==== EXTRACTED MATERIAL

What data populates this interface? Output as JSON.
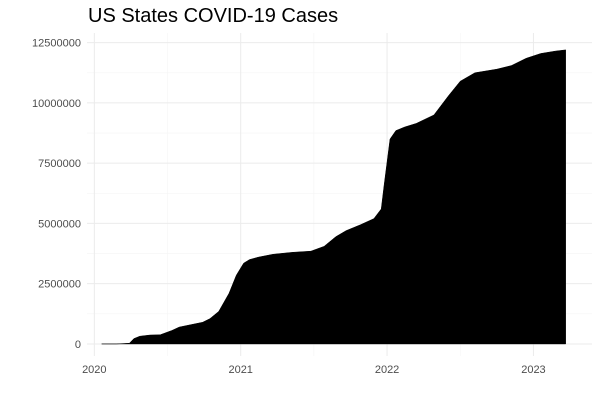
{
  "chart_data": {
    "type": "area",
    "title": "US States COVID-19 Cases",
    "xlabel": "",
    "ylabel": "",
    "xlim": [
      2019.95,
      2023.4
    ],
    "ylim": [
      -500000,
      12900000
    ],
    "x_ticks": [
      2020,
      2021,
      2022,
      2023
    ],
    "x_tick_labels": [
      "2020",
      "2021",
      "2022",
      "2023"
    ],
    "y_ticks": [
      0,
      2500000,
      5000000,
      7500000,
      10000000,
      12500000
    ],
    "y_tick_labels": [
      "0",
      "2500000",
      "5000000",
      "7500000",
      "10000000",
      "12500000"
    ],
    "grid": true,
    "legend": "none",
    "fill_color": "#000000",
    "grid_color": "#ebebeb",
    "series": [
      {
        "x": [
          2020.05,
          2020.15,
          2020.24,
          2020.27,
          2020.31,
          2020.38,
          2020.45,
          2020.53,
          2020.58,
          2020.66,
          2020.74,
          2020.79,
          2020.85,
          2020.92,
          2020.97,
          2021.02,
          2021.06,
          2021.12,
          2021.22,
          2021.35,
          2021.48,
          2021.57,
          2021.65,
          2021.72,
          2021.82,
          2021.91,
          2021.96,
          2021.98,
          2022.02,
          2022.06,
          2022.12,
          2022.2,
          2022.32,
          2022.42,
          2022.5,
          2022.6,
          2022.75,
          2022.85,
          2022.95,
          2023.05,
          2023.15,
          2023.22
        ],
        "values": [
          0,
          0,
          30000,
          220000,
          320000,
          370000,
          380000,
          560000,
          700000,
          800000,
          900000,
          1050000,
          1350000,
          2100000,
          2850000,
          3350000,
          3500000,
          3600000,
          3720000,
          3800000,
          3850000,
          4050000,
          4450000,
          4700000,
          4950000,
          5200000,
          5600000,
          6600000,
          8500000,
          8850000,
          9000000,
          9150000,
          9500000,
          10300000,
          10900000,
          11250000,
          11400000,
          11550000,
          11850000,
          12050000,
          12150000,
          12200000
        ]
      }
    ]
  }
}
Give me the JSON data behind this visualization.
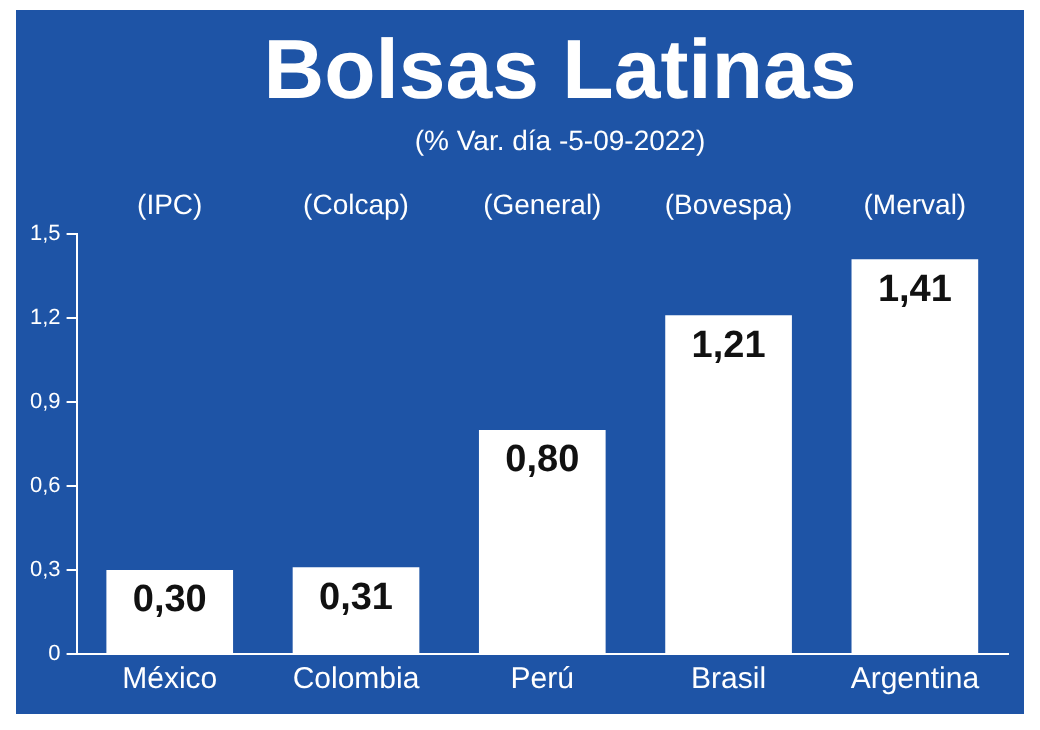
{
  "chart_data": {
    "type": "bar",
    "title": "Bolsas Latinas",
    "subtitle": "(% Var. día -5-09-2022)",
    "categories": [
      "México",
      "Colombia",
      "Perú",
      "Brasil",
      "Argentina"
    ],
    "values": [
      0.3,
      0.31,
      0.8,
      1.21,
      1.41
    ],
    "value_labels": [
      "0,30",
      "0,31",
      "0,80",
      "1,21",
      "1,41"
    ],
    "color": "#ffffff",
    "ylim": [
      0,
      1.5
    ],
    "yticks": [
      {
        "value": 0,
        "label": "0"
      },
      {
        "value": 0.3,
        "label": "0,3"
      },
      {
        "value": 0.6,
        "label": "0,6"
      },
      {
        "value": 0.9,
        "label": "0,9"
      },
      {
        "value": 1.2,
        "label": "1,2"
      },
      {
        "value": 1.5,
        "label": "1,5"
      }
    ],
    "grid": false,
    "legend": false,
    "annotations": [
      "(IPC)",
      "(Colcap)",
      "(General)",
      "(Bovespa)",
      "(Merval)"
    ]
  }
}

========

_GOAL:_ Print all of the records shown above exactly, leaving out each picture.

_PROBLEM SOLUTION:_
What data populates this interface? Output as JSON.
{
  "chart_data": {
    "type": "area",
    "title": "US States COVID-19 Cases",
    "xlabel": "",
    "ylabel": "",
    "xlim": [
      2019.95,
      2023.4
    ],
    "ylim": [
      -500000,
      12900000
    ],
    "x_ticks": [
      2020,
      2021,
      2022,
      2023
    ],
    "x_tick_labels": [
      "2020",
      "2021",
      "2022",
      "2023"
    ],
    "y_ticks": [
      0,
      2500000,
      5000000,
      7500000,
      10000000,
      12500000
    ],
    "y_tick_labels": [
      "0",
      "2500000",
      "5000000",
      "7500000",
      "10000000",
      "12500000"
    ],
    "grid": true,
    "legend": "none",
    "fill_color": "#000000",
    "grid_color": "#ebebeb",
    "series": [
      {
        "x": [
          2020.05,
          2020.15,
          2020.24,
          2020.27,
          2020.31,
          2020.38,
          2020.45,
          2020.53,
          2020.58,
          2020.66,
          2020.74,
          2020.79,
          2020.85,
          2020.92,
          2020.97,
          2021.02,
          2021.06,
          2021.12,
          2021.22,
          2021.35,
          2021.48,
          2021.57,
          2021.65,
          2021.72,
          2021.82,
          2021.91,
          2021.96,
          2021.98,
          2022.02,
          2022.06,
          2022.12,
          2022.2,
          2022.32,
          2022.42,
          2022.5,
          2022.6,
          2022.75,
          2022.85,
          2022.95,
          2023.05,
          2023.15,
          2023.22
        ],
        "values": [
          0,
          0,
          30000,
          220000,
          320000,
          370000,
          380000,
          560000,
          700000,
          800000,
          900000,
          1050000,
          1350000,
          2100000,
          2850000,
          3350000,
          3500000,
          3600000,
          3720000,
          3800000,
          3850000,
          4050000,
          4450000,
          4700000,
          4950000,
          5200000,
          5600000,
          6600000,
          8500000,
          8850000,
          9000000,
          9150000,
          9500000,
          10300000,
          10900000,
          11250000,
          11400000,
          11550000,
          11850000,
          12050000,
          12150000,
          12200000
        ]
      }
    ]
  }
}
Give me the JSON data behind this visualization.
{
  "chart_data": {
    "type": "bar",
    "title": "Bolsas Latinas",
    "subtitle": "(% Var. día -5-09-2022)",
    "categories": [
      "México",
      "Colombia",
      "Perú",
      "Brasil",
      "Argentina"
    ],
    "values": [
      0.3,
      0.31,
      0.8,
      1.21,
      1.41
    ],
    "value_labels": [
      "0,30",
      "0,31",
      "0,80",
      "1,21",
      "1,41"
    ],
    "color": "#ffffff",
    "ylim": [
      0,
      1.5
    ],
    "yticks": [
      {
        "value": 0,
        "label": "0"
      },
      {
        "value": 0.3,
        "label": "0,3"
      },
      {
        "value": 0.6,
        "label": "0,6"
      },
      {
        "value": 0.9,
        "label": "0,9"
      },
      {
        "value": 1.2,
        "label": "1,2"
      },
      {
        "value": 1.5,
        "label": "1,5"
      }
    ],
    "grid": false,
    "legend": false,
    "annotations": [
      "(IPC)",
      "(Colcap)",
      "(General)",
      "(Bovespa)",
      "(Merval)"
    ]
  }
}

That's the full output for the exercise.